■ Texto para leitura
★ ★ ★ ★ ★

27/11/2022

Muita Palavra (Diário de Escrita #1)

Tô fazendo um trabalho de psicologia sobre a escrita como ferramenta de elaboração do sofrimento e desenvolvimento de questões pessoais. Esse relato vai nesse sentido.

Me pego resistente ao encarar o papel, mesmo sabendo do benefício que trazem as palavras escritas.

Comecei um poema de amor que não consigo terminar
parece que sempre tá faltando algo, sabe? Vejo se tornar cada vez mais longo, cheio dos caminhos, figuras, passados e futuros e outras complicações.

Fico pensando se atravanco o amor botando muita palavra nele, como faço com a escrita.

Tem uma desafetuosa professora que me critica ao avaliar meus trabalhos: me chama de prolixo (“quem usa palavras em demasia ao falar ou escrever; que não sabe sintetizar o pensamento”, no dicionário.)

★ ★ ★ ★ ★

■ Dados fornecidos
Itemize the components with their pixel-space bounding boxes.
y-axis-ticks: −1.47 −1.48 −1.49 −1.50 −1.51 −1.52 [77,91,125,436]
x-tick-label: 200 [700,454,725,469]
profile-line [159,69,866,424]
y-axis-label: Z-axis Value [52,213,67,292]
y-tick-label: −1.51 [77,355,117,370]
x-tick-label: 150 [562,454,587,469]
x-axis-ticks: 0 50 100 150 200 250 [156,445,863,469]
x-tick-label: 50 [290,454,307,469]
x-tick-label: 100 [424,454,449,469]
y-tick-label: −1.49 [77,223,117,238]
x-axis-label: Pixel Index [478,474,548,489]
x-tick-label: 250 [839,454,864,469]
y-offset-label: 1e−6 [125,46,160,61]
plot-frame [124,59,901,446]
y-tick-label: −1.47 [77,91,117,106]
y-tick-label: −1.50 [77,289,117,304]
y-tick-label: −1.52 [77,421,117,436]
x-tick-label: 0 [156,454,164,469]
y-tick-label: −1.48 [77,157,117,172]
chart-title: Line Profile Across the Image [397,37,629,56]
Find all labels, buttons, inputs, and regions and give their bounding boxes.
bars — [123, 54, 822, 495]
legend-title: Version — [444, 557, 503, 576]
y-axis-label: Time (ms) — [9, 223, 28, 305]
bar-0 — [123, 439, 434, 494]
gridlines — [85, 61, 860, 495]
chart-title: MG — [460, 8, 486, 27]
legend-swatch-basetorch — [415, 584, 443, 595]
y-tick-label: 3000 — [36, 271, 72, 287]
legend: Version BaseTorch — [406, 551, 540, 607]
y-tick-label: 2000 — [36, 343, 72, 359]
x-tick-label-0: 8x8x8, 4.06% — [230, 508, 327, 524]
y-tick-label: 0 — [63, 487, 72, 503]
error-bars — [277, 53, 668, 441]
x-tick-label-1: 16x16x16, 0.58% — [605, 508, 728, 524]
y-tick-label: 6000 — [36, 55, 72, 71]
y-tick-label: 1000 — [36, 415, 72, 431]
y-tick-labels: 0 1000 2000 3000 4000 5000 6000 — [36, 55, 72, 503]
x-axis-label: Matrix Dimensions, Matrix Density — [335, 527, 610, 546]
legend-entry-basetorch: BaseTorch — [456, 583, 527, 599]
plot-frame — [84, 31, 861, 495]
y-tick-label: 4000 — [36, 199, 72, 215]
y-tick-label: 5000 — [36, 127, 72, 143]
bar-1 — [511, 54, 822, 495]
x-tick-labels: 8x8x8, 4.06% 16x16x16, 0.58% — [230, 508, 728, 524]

★ ★ ★ ★ ★

■ O que fazer
(a) Responda com base no diário de escrita:
(i) Qual é o tema do trabalho de psicologia mencionado?
(ii) Que tipo de poema foi começado e não consegue ser terminado?
(iii) De que a professora chama quem escreve ao avaliar os trabalhos?
(b) Reproduza do diário de escrita, sem alterações, o trecho que vai de "Muita Palavra (Diário" até "com a escrita.".

■ Respostas em ordem
(a)
(i) A escrita como ferramenta de elaboração do sofrimento e desenvolvimento de questões pessoais.
(ii) Um poema de amor.
(iii) De prolixo.

(b)
Muita Palavra (Diário de Escrita #1)

Tô fazendo um trabalho de psicologia sobre a escrita como ferramenta de elaboração do sofrimento e desenvolvimento de questões pessoais. Esse relato vai nesse sentido.

Me pego resistente ao encarar o papel, mesmo sabendo do benefício que trazem as palavras escritas.

Comecei um poema de amor que não consigo terminar
parece que sempre tá faltando algo, sabe? Vejo se tornar cada vez mais longo, cheio dos caminhos, figuras, passados e futuros e outras complicações.

Fico pensando se atravanco o amor botando muita palavra nele, como faço com a escrita.